### Given task
Below are some records. Pull every line that contains the word "Sumidero".

### Data for the task
** start **
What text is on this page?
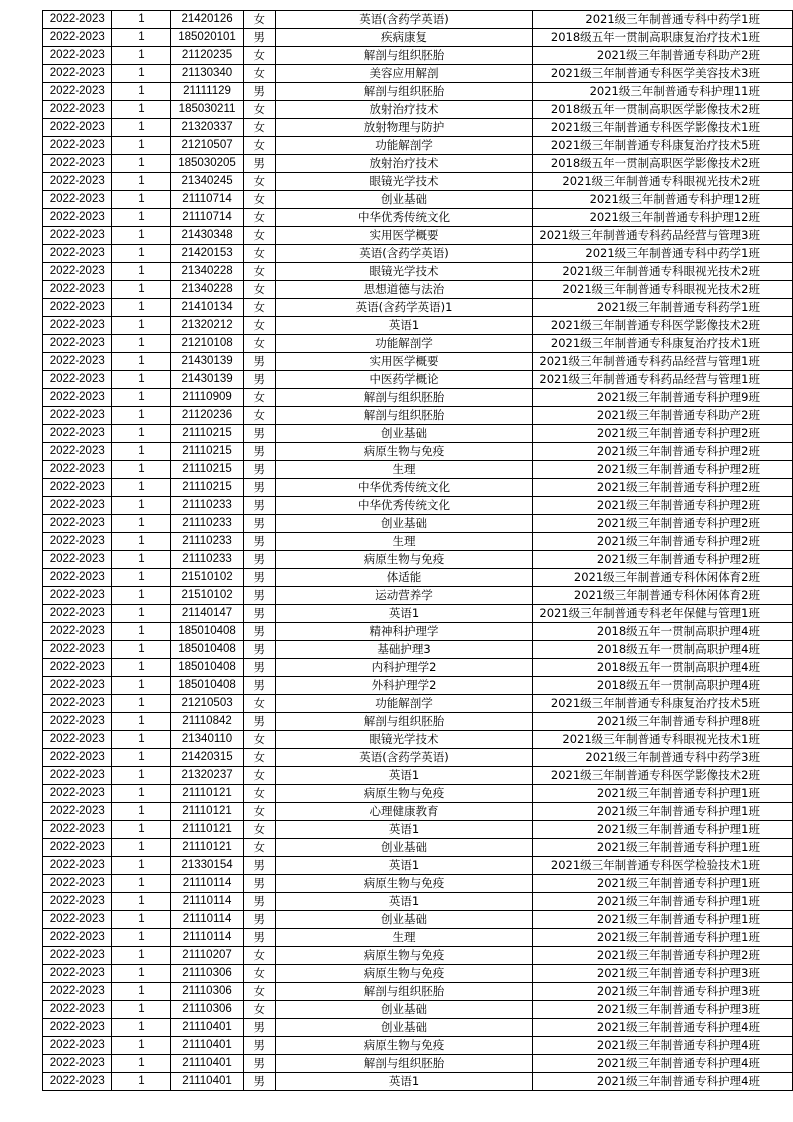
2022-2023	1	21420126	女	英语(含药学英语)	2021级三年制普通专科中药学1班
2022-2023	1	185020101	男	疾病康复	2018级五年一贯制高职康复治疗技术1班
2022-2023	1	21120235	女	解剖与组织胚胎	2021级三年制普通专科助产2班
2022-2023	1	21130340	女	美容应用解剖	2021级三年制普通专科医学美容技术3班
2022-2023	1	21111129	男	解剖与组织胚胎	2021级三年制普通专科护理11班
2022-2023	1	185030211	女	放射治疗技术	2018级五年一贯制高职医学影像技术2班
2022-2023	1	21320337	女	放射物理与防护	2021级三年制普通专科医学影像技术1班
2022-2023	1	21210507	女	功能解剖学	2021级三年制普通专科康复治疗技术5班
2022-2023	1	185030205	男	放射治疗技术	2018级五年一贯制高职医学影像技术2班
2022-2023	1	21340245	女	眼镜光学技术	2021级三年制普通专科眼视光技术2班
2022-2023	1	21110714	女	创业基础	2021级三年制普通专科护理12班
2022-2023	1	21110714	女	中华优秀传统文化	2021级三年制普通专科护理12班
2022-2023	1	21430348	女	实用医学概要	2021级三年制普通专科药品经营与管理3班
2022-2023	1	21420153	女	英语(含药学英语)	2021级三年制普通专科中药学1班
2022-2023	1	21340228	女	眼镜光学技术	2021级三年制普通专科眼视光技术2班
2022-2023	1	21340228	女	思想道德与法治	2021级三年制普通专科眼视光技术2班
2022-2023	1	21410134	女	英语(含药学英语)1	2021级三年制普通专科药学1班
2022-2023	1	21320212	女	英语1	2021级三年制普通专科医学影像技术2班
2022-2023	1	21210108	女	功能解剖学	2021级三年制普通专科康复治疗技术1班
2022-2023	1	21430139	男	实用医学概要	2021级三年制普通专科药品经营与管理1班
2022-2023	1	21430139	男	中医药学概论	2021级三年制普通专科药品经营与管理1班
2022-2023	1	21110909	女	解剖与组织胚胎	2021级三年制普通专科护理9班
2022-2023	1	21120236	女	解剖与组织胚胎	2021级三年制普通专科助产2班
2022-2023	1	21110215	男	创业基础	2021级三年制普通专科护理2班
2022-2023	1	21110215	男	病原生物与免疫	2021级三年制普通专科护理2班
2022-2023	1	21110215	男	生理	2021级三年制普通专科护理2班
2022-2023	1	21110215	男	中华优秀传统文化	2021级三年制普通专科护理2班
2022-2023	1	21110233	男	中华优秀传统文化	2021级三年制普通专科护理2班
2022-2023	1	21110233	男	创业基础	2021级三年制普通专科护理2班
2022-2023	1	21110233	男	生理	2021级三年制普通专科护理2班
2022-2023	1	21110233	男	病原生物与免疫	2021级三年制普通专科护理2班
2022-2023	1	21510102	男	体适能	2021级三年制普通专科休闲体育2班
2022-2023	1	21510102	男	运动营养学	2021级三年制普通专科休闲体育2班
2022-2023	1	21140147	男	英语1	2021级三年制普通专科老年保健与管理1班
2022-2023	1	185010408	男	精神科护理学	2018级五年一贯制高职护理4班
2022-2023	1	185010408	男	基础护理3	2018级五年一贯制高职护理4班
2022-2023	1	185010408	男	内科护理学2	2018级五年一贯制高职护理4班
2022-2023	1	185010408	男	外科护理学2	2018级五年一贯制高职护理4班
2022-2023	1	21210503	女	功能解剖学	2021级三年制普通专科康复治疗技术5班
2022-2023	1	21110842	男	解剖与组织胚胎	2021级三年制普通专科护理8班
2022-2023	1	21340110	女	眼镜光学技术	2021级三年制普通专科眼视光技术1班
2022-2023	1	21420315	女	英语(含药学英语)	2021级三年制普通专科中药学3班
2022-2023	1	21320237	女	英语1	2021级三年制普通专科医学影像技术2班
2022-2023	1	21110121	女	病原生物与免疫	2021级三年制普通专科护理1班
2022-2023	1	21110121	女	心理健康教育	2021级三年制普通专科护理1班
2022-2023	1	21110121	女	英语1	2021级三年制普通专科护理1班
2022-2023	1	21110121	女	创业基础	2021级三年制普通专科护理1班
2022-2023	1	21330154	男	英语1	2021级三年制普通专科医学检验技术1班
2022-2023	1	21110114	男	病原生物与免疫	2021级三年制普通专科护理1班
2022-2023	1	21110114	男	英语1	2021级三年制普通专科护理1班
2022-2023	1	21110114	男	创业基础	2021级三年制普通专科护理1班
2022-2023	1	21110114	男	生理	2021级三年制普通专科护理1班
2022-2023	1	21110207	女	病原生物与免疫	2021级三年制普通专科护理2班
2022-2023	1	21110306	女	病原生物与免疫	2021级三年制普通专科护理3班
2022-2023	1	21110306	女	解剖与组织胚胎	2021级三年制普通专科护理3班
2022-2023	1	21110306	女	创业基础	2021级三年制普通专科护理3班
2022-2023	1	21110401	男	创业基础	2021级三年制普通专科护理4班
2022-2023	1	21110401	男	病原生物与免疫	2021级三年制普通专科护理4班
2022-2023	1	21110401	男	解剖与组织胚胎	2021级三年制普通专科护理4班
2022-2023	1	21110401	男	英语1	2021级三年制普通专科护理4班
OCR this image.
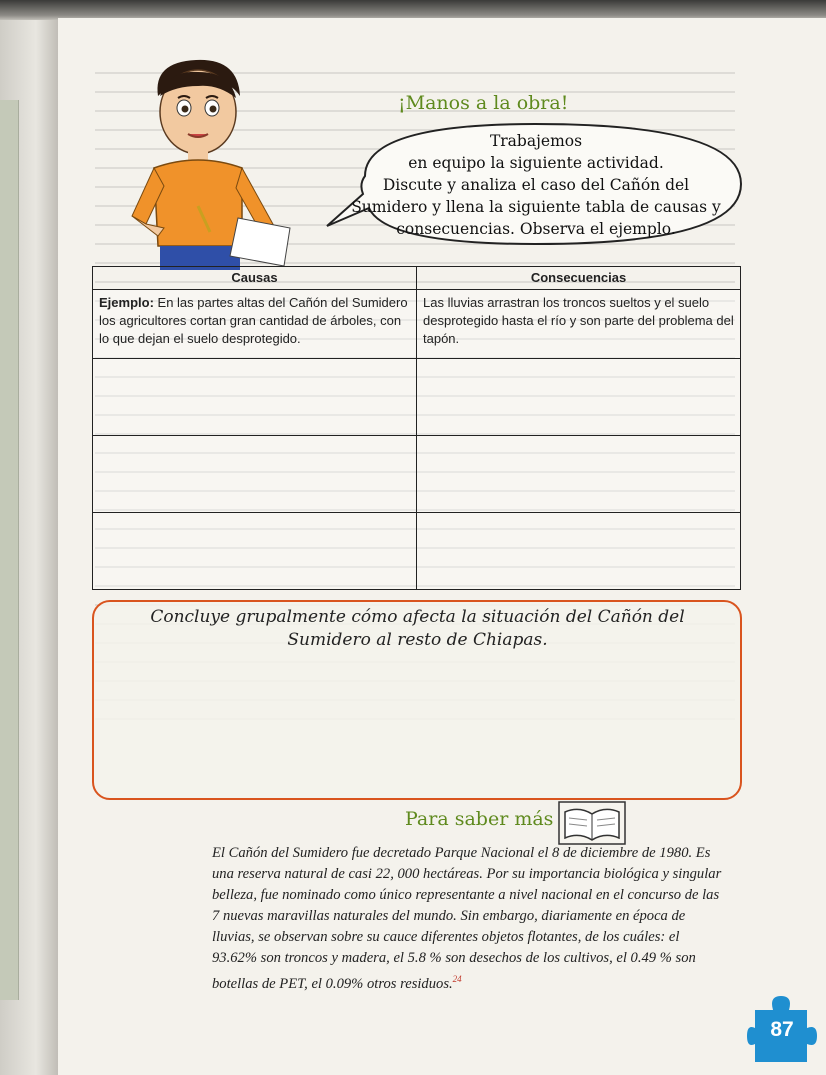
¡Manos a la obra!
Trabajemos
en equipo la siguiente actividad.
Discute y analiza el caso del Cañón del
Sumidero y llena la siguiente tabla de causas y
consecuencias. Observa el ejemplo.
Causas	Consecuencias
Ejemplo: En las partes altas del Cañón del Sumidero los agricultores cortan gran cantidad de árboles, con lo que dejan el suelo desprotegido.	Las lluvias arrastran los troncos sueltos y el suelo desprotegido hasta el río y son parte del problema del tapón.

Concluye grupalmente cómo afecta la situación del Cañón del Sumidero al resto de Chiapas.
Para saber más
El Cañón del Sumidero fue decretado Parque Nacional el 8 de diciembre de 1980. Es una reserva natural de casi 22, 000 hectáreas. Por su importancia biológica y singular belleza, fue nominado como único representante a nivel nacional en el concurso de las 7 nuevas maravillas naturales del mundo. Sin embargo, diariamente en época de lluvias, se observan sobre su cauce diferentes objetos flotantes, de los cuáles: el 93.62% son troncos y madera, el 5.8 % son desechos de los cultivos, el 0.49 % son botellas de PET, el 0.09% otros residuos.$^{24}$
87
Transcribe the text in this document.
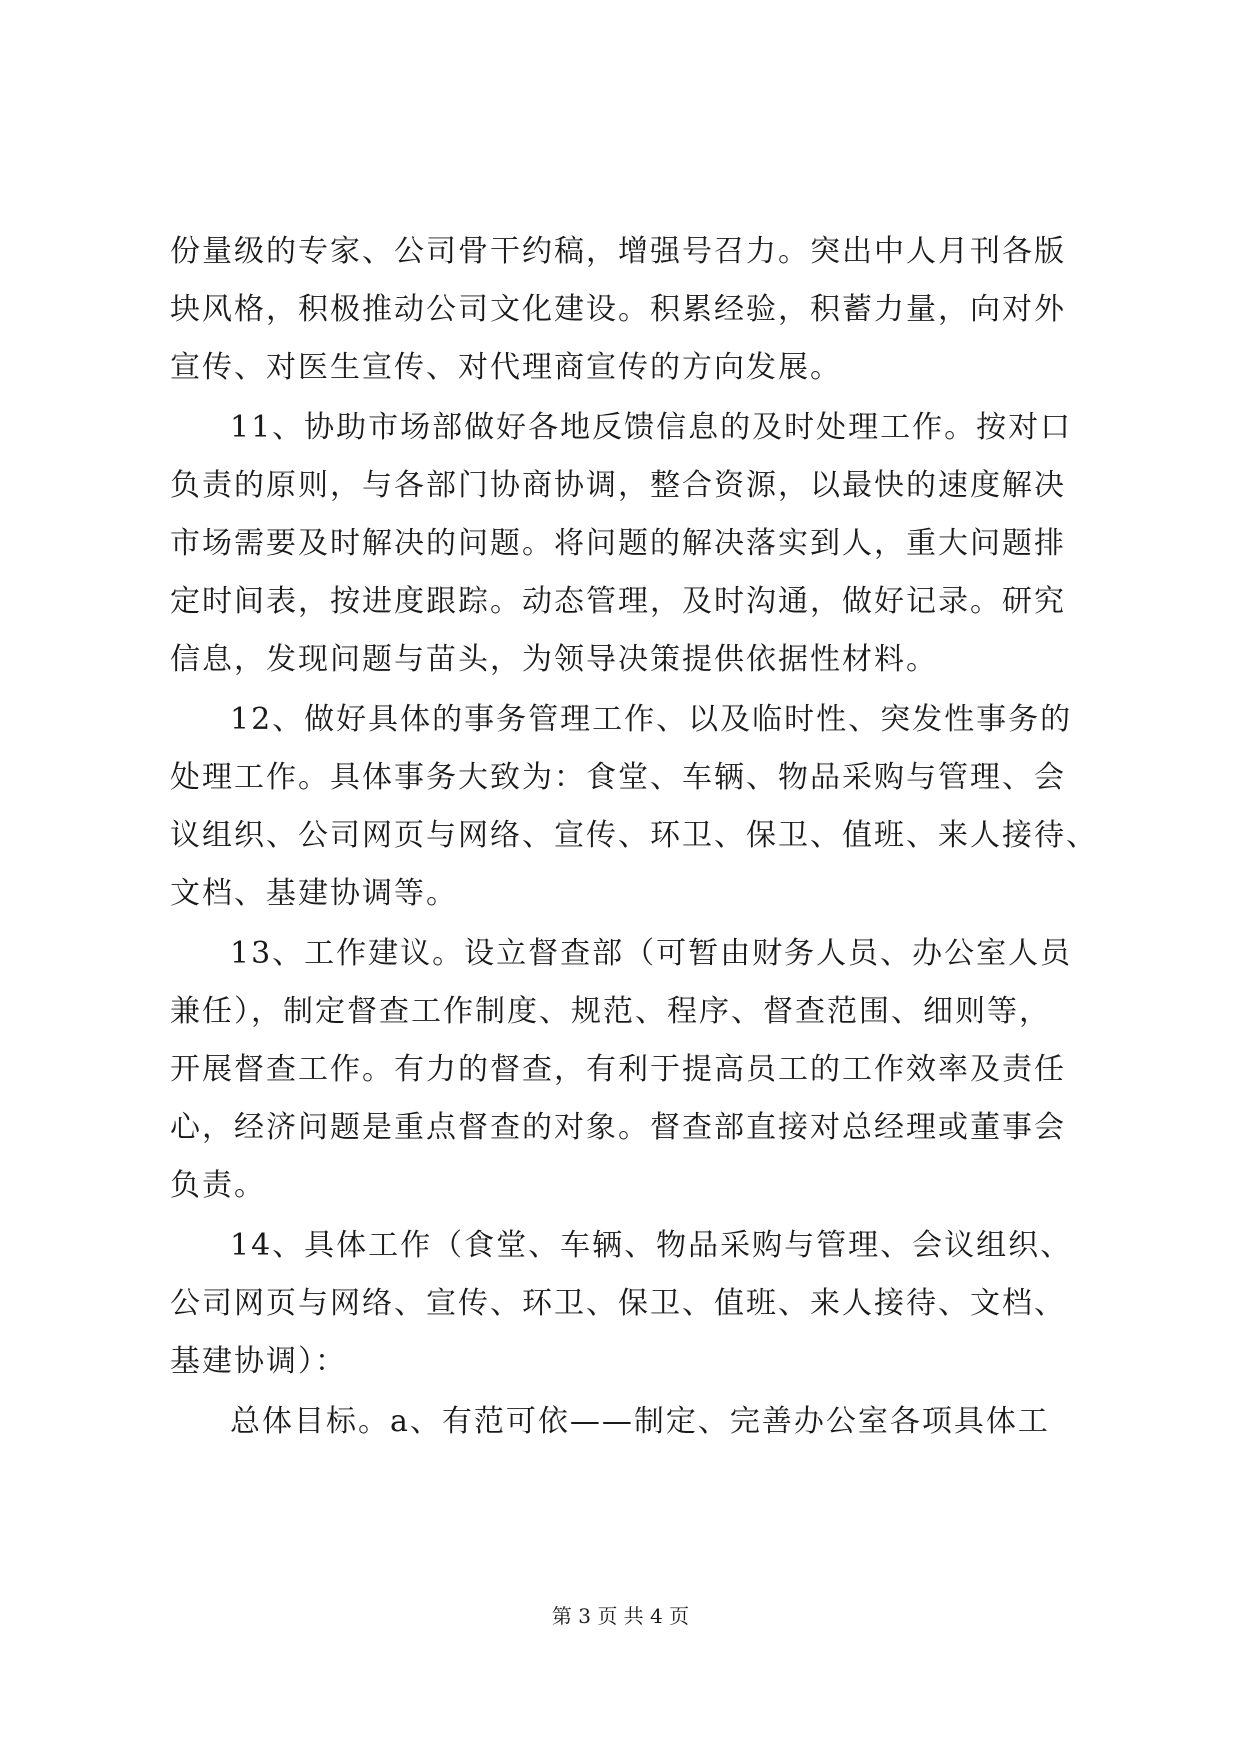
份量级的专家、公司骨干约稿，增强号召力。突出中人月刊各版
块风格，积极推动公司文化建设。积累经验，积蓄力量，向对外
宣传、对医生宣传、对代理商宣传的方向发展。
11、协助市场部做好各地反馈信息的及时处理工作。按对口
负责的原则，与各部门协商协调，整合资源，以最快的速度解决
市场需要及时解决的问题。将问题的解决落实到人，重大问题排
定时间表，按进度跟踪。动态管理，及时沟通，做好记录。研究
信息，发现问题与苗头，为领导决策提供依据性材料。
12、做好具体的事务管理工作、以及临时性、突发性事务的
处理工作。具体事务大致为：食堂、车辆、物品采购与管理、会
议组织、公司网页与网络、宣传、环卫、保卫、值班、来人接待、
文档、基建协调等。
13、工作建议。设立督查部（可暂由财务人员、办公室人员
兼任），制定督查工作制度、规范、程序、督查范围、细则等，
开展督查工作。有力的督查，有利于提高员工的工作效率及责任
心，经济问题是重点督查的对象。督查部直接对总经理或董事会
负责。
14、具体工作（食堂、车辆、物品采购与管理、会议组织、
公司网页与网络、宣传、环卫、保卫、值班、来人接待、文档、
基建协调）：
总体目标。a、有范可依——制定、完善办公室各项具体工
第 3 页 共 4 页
** end **
### The response
Sumidero y llena la siguiente tabla de causas y
Ejemplo: En las partes altas del Cañón del Sumidero los agricultores cortan gran cantidad de árboles, con lo que dejan el suelo desprotegido.	Las lluvias arrastran los troncos sueltos y el suelo desprotegido hasta el río y son parte del problema del tapón.
Concluye grupalmente cómo afecta la situación del Cañón del Sumidero al resto de Chiapas.
El Cañón del Sumidero fue decretado Parque Nacional el 8 de diciembre de 1980. Es una reserva natural de casi 22, 000 hectáreas. Por su importancia biológica y singular belleza, fue nominado como único representante a nivel nacional en el concurso de las 7 nuevas maravillas naturales del mundo. Sin embargo, diariamente en época de lluvias, se observan sobre su cauce diferentes objetos flotantes, de los cuáles: el 93.62% son troncos y madera, el 5.8 % son desechos de los cultivos, el 0.49 % son botellas de PET, el 0.09% otros residuos.$^{24}$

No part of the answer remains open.